> _Saved data entries_
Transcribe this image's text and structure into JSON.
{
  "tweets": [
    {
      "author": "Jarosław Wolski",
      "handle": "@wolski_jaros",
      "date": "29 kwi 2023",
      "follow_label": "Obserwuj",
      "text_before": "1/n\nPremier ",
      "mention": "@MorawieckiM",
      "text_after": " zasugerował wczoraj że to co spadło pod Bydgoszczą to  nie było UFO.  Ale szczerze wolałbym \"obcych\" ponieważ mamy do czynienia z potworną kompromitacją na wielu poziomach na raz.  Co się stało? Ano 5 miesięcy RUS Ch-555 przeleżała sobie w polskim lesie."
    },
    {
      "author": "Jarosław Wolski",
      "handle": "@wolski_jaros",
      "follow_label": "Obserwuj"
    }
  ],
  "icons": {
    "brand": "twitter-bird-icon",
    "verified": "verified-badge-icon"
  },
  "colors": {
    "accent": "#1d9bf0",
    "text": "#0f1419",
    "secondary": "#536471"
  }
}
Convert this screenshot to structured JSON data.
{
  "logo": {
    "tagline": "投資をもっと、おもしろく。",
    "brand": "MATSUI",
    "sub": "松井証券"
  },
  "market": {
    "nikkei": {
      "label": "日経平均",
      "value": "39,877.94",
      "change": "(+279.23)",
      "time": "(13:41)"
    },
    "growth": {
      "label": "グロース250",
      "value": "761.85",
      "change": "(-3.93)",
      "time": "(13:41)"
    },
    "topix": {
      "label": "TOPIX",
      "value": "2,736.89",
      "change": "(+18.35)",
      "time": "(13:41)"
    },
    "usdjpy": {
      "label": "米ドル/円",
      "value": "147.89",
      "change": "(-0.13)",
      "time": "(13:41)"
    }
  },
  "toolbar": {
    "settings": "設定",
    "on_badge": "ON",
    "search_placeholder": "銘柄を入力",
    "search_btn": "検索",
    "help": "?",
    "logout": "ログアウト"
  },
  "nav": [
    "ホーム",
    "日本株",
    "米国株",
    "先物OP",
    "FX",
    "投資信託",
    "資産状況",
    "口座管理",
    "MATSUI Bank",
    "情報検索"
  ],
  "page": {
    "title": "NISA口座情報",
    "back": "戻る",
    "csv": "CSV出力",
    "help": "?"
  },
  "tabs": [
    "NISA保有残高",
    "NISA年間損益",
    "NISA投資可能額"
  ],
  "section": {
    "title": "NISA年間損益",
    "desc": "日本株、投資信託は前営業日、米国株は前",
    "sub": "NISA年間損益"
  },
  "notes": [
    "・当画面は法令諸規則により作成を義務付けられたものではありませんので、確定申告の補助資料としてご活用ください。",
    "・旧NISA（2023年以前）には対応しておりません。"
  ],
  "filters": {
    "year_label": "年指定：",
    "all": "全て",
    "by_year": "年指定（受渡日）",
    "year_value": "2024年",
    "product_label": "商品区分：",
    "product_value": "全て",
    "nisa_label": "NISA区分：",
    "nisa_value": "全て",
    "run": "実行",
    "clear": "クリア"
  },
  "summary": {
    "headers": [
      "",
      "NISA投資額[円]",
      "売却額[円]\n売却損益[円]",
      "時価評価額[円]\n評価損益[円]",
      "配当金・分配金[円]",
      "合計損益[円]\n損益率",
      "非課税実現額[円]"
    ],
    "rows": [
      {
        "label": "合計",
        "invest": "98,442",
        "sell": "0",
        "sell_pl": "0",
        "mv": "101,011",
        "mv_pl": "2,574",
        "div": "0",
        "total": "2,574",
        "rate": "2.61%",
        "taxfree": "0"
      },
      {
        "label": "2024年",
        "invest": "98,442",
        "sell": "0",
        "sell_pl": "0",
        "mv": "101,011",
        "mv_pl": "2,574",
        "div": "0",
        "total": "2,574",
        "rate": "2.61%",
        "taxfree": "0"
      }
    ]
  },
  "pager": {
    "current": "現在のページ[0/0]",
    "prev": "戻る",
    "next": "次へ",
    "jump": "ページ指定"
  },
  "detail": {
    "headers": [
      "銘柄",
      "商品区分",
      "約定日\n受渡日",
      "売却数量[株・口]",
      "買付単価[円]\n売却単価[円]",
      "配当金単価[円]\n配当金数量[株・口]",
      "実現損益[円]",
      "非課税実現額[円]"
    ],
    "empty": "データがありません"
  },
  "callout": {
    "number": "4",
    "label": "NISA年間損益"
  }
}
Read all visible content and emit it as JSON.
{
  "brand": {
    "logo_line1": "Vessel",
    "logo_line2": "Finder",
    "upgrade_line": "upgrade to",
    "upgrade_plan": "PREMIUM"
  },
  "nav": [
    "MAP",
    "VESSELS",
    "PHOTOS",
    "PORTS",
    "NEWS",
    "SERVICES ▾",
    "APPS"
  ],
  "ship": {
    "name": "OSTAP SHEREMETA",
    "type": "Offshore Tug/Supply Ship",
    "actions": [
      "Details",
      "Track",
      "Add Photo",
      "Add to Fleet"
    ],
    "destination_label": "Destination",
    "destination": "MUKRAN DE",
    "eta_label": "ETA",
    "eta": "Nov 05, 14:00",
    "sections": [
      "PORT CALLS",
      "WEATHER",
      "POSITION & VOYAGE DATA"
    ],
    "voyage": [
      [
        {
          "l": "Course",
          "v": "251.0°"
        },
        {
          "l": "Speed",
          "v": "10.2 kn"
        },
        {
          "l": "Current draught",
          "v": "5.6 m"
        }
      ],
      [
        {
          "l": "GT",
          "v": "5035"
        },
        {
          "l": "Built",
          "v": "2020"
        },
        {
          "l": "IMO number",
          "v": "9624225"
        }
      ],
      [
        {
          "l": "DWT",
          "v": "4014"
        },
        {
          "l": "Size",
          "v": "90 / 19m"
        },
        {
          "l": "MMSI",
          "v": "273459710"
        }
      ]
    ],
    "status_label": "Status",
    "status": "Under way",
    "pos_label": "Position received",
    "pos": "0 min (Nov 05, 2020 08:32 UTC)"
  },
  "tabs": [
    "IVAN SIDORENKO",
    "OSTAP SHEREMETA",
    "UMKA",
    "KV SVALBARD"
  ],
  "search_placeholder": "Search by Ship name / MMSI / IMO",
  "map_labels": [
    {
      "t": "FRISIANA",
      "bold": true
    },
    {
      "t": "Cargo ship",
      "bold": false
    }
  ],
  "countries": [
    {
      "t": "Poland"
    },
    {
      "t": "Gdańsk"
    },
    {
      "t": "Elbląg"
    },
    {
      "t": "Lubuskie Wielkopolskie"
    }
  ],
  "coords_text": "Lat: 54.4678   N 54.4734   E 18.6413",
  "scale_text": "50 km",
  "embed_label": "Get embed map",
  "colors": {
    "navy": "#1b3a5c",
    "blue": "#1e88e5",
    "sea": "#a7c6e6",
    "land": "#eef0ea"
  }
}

> _To do_
Extract the whole listing, character for character.

> _Reply_
Transcribe this image's text and structure into JSON.
{
  "tweets": [
    {
      "author": "Jarosław Wolski",
      "handle": "@wolski_jaros",
      "date": "29 kwi 2023",
      "follow_label": "Obserwuj",
      "text_before": "1/n\nPremier ",
      "mention": "@MorawieckiM",
      "text_after": " zasugerował wczoraj że to co spadło pod Bydgoszczą to  nie było UFO.  Ale szczerze wolałbym \"obcych\" ponieważ mamy do czynienia z potworną kompromitacją na wielu poziomach na raz.  Co się stało? Ano 5 miesięcy RUS Ch-555 przeleżała sobie w polskim lesie."
    },
    {
      "author": "Jarosław Wolski",
      "handle": "@wolski_jaros",
      "follow_label": "Obserwuj"
    }
  ],
  "icons": {
    "brand": "twitter-bird-icon",
    "verified": "verified-badge-icon"
  },
  "colors": {
    "accent": "#1d9bf0",
    "text": "#0f1419",
    "secondary": "#536471"
  }
}
Convert this screenshot to structured JSON data.
{
  "logo": {
    "tagline": "投資をもっと、おもしろく。",
    "brand": "MATSUI",
    "sub": "松井証券"
  },
  "market": {
    "nikkei": {
      "label": "日経平均",
      "value": "39,877.94",
      "change": "(+279.23)",
      "time": "(13:41)"
    },
    "growth": {
      "label": "グロース250",
      "value": "761.85",
      "change": "(-3.93)",
      "time": "(13:41)"
    },
    "topix": {
      "label": "TOPIX",
      "value": "2,736.89",
      "change": "(+18.35)",
      "time": "(13:41)"
    },
    "usdjpy": {
      "label": "米ドル/円",
      "value": "147.89",
      "change": "(-0.13)",
      "time": "(13:41)"
    }
  },
  "toolbar": {
    "settings": "設定",
    "on_badge": "ON",
    "search_placeholder": "銘柄を入力",
    "search_btn": "検索",
    "help": "?",
    "logout": "ログアウト"
  },
  "nav": [
    "ホーム",
    "日本株",
    "米国株",
    "先物OP",
    "FX",
    "投資信託",
    "資産状況",
    "口座管理",
    "MATSUI Bank",
    "情報検索"
  ],
  "page": {
    "title": "NISA口座情報",
    "back": "戻る",
    "csv": "CSV出力",
    "help": "?"
  },
  "tabs": [
    "NISA保有残高",
    "NISA年間損益",
    "NISA投資可能額"
  ],
  "section": {
    "title": "NISA年間損益",
    "desc": "日本株、投資信託は前営業日、米国株は前",
    "sub": "NISA年間損益"
  },
  "notes": [
    "・当画面は法令諸規則により作成を義務付けられたものではありませんので、確定申告の補助資料としてご活用ください。",
    "・旧NISA（2023年以前）には対応しておりません。"
  ],
  "filters": {
    "year_label": "年指定：",
    "all": "全て",
    "by_year": "年指定（受渡日）",
    "year_value": "2024年",
    "product_label": "商品区分：",
    "product_value": "全て",
    "nisa_label": "NISA区分：",
    "nisa_value": "全て",
    "run": "実行",
    "clear": "クリア"
  },
  "summary": {
    "headers": [
      "",
      "NISA投資額[円]",
      "売却額[円]\n売却損益[円]",
      "時価評価額[円]\n評価損益[円]",
      "配当金・分配金[円]",
      "合計損益[円]\n損益率",
      "非課税実現額[円]"
    ],
    "rows": [
      {
        "label": "合計",
        "invest": "98,442",
        "sell": "0",
        "sell_pl": "0",
        "mv": "101,011",
        "mv_pl": "2,574",
        "div": "0",
        "total": "2,574",
        "rate": "2.61%",
        "taxfree": "0"
      },
      {
        "label": "2024年",
        "invest": "98,442",
        "sell": "0",
        "sell_pl": "0",
        "mv": "101,011",
        "mv_pl": "2,574",
        "div": "0",
        "total": "2,574",
        "rate": "2.61%",
        "taxfree": "0"
      }
    ]
  },
  "pager": {
    "current": "現在のページ[0/0]",
    "prev": "戻る",
    "next": "次へ",
    "jump": "ページ指定"
  },
  "detail": {
    "headers": [
      "銘柄",
      "商品区分",
      "約定日\n受渡日",
      "売却数量[株・口]",
      "買付単価[円]\n売却単価[円]",
      "配当金単価[円]\n配当金数量[株・口]",
      "実現損益[円]",
      "非課税実現額[円]"
    ],
    "empty": "データがありません"
  },
  "callout": {
    "number": "4",
    "label": "NISA年間損益"
  }
}
Read all visible content and emit it as JSON.
{
  "brand": {
    "logo_line1": "Vessel",
    "logo_line2": "Finder",
    "upgrade_line": "upgrade to",
    "upgrade_plan": "PREMIUM"
  },
  "nav": [
    "MAP",
    "VESSELS",
    "PHOTOS",
    "PORTS",
    "NEWS",
    "SERVICES ▾",
    "APPS"
  ],
  "ship": {
    "name": "OSTAP SHEREMETA",
    "type": "Offshore Tug/Supply Ship",
    "actions": [
      "Details",
      "Track",
      "Add Photo",
      "Add to Fleet"
    ],
    "destination_label": "Destination",
    "destination": "MUKRAN DE",
    "eta_label": "ETA",
    "eta": "Nov 05, 14:00",
    "sections": [
      "PORT CALLS",
      "WEATHER",
      "POSITION & VOYAGE DATA"
    ],
    "voyage": [
      [
        {
          "l": "Course",
          "v": "251.0°"
        },
        {
          "l": "Speed",
          "v": "10.2 kn"
        },
        {
          "l": "Current draught",
          "v": "5.6 m"
        }
      ],
      [
        {
          "l": "GT",
          "v": "5035"
        },
        {
          "l": "Built",
          "v": "2020"
        },
        {
          "l": "IMO number",
          "v": "9624225"
        }
      ],
      [
        {
          "l": "DWT",
          "v": "4014"
        },
        {
          "l": "Size",
          "v": "90 / 19m"
        },
        {
          "l": "MMSI",
          "v": "273459710"
        }
      ]
    ],
    "status_label": "Status",
    "status": "Under way",
    "pos_label": "Position received",
    "pos": "0 min (Nov 05, 2020 08:32 UTC)"
  },
  "tabs": [
    "IVAN SIDORENKO",
    "OSTAP SHEREMETA",
    "UMKA",
    "KV SVALBARD"
  ],
  "search_placeholder": "Search by Ship name / MMSI / IMO",
  "map_labels": [
    {
      "t": "FRISIANA",
      "bold": true
    },
    {
      "t": "Cargo ship",
      "bold": false
    }
  ],
  "countries": [
    {
      "t": "Poland"
    },
    {
      "t": "Gdańsk"
    },
    {
      "t": "Elbląg"
    },
    {
      "t": "Lubuskie Wielkopolskie"
    }
  ],
  "coords_text": "Lat: 54.4678   N 54.4734   E 18.6413",
  "scale_text": "50 km",
  "embed_label": "Get embed map",
  "colors": {
    "navy": "#1b3a5c",
    "blue": "#1e88e5",
    "sea": "#a7c6e6",
    "land": "#eef0ea"
  }
}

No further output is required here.